*Exercise directions:*
What number of lines hold the word "fumo"? State that number and nothing besides.

*Records for the exercise:*
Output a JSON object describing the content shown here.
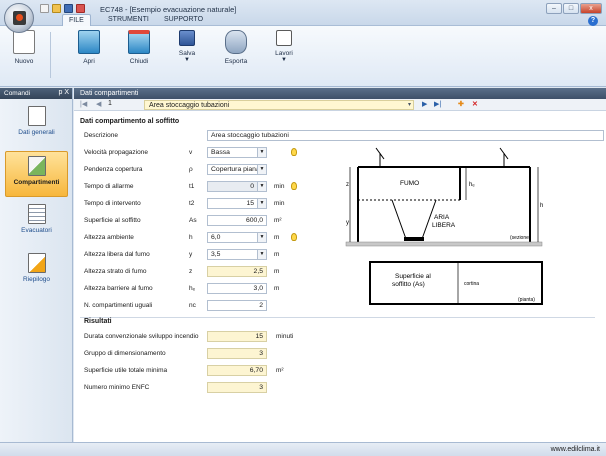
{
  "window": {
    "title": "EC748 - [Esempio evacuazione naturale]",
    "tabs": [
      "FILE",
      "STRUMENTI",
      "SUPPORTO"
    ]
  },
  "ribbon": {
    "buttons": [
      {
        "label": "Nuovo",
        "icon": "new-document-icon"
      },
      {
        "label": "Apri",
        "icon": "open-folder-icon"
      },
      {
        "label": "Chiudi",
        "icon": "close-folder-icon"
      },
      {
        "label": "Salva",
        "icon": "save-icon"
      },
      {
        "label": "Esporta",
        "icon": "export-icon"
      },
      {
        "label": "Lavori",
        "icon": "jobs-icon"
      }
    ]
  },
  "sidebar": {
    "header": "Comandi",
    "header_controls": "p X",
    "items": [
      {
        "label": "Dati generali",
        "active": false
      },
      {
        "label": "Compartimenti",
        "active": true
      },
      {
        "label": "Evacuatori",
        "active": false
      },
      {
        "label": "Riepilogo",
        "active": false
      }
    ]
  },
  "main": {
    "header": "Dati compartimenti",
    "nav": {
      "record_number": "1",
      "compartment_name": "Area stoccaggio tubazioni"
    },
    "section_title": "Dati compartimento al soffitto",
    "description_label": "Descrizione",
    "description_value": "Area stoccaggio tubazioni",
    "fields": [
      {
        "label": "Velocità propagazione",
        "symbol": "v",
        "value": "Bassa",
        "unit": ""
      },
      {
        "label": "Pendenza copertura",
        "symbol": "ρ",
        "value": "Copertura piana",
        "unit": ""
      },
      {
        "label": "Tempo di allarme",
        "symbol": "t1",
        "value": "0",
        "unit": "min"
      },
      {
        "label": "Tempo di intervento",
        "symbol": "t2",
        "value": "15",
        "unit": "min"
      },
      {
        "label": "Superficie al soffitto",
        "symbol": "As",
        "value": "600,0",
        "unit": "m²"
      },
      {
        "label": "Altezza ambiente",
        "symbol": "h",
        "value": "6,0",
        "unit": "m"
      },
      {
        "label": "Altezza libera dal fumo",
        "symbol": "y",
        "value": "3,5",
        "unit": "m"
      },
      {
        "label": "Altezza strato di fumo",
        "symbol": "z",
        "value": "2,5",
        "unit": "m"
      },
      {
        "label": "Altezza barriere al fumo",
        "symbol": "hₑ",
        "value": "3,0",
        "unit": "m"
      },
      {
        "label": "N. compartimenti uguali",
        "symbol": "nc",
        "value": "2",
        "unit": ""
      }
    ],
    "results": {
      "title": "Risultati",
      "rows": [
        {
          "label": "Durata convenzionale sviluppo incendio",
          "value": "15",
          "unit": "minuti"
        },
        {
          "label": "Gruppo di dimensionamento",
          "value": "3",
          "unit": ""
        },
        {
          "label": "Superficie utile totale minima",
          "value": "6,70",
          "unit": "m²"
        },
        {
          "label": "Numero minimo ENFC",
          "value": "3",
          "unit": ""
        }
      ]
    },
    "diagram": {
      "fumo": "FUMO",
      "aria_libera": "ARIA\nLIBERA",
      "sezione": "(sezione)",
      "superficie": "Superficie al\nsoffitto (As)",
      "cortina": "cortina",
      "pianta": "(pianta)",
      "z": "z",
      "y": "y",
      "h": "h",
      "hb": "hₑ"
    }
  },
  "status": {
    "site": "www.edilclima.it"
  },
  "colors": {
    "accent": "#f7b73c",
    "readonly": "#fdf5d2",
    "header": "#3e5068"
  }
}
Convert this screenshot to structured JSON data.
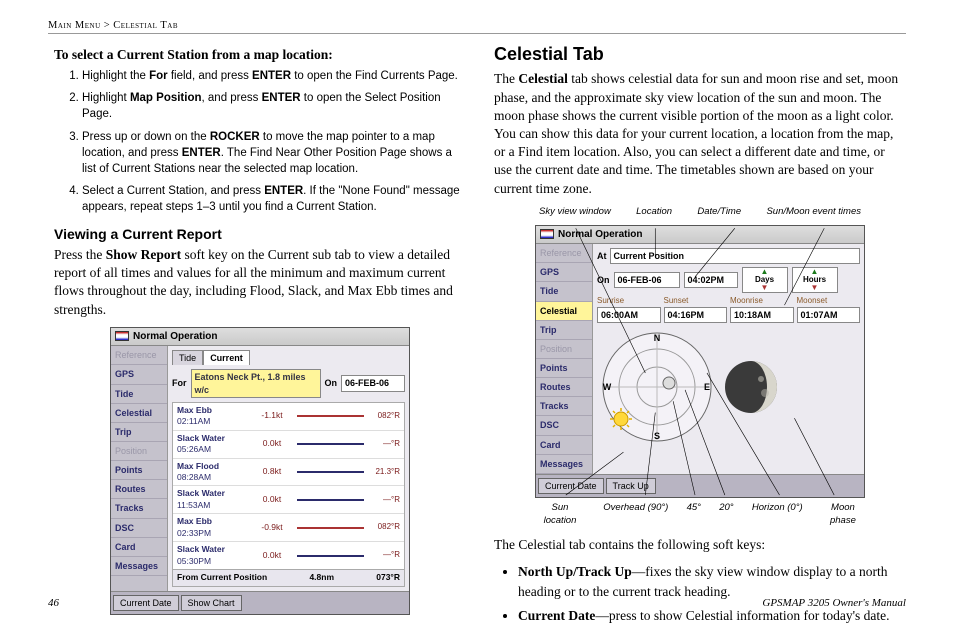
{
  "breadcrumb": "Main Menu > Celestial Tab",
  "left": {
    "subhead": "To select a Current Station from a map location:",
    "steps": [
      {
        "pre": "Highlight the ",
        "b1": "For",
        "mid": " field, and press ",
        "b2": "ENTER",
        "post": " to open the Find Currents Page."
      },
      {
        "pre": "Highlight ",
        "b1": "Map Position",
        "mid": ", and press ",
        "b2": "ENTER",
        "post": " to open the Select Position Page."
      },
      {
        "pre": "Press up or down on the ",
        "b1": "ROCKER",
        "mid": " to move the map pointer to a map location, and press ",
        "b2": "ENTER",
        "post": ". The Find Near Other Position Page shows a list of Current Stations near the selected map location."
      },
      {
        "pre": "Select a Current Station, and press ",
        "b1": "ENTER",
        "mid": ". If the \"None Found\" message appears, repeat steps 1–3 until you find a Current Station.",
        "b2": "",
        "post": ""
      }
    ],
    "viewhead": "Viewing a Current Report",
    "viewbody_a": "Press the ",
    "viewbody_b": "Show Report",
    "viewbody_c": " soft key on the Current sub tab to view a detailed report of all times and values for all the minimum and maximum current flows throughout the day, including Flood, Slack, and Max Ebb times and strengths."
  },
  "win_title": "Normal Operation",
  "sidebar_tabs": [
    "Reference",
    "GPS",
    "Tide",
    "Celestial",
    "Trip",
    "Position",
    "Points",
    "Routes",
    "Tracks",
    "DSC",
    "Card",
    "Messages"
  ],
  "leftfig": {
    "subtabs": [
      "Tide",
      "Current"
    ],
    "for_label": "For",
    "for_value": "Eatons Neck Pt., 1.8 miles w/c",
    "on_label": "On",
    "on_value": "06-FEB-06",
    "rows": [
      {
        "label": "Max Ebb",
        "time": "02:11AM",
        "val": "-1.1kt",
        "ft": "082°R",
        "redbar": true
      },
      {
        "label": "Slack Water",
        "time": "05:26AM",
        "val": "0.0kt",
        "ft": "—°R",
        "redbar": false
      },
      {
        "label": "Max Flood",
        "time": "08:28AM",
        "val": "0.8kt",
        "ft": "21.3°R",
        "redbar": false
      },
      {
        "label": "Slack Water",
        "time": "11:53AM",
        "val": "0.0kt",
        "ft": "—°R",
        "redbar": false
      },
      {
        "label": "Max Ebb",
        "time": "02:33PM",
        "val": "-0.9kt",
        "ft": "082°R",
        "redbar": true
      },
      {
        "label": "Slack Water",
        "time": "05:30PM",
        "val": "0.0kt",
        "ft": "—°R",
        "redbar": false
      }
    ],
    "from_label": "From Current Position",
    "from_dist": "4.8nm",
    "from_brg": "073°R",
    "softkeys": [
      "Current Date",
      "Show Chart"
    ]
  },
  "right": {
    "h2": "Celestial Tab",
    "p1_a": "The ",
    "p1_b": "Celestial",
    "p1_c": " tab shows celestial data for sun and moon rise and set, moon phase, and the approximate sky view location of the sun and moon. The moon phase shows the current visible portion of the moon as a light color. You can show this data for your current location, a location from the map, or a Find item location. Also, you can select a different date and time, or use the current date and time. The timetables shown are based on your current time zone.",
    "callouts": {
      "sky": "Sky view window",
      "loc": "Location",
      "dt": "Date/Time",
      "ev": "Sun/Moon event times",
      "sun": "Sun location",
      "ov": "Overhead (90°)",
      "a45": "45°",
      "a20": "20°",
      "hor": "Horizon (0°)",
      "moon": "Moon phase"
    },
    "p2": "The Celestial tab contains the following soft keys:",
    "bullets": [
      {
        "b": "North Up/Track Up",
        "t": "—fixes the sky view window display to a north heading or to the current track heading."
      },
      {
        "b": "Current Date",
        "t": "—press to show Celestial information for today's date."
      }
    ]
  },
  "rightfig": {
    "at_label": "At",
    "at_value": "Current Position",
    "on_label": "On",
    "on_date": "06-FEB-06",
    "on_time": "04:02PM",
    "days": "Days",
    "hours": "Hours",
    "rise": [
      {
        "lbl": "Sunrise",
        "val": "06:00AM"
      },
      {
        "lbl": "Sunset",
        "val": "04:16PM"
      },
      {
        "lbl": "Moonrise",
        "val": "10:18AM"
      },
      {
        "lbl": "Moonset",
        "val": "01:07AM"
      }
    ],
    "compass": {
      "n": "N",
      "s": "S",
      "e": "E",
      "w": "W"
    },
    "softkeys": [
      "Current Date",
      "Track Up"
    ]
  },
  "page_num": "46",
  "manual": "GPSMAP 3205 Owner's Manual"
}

*Answer to this task:*
4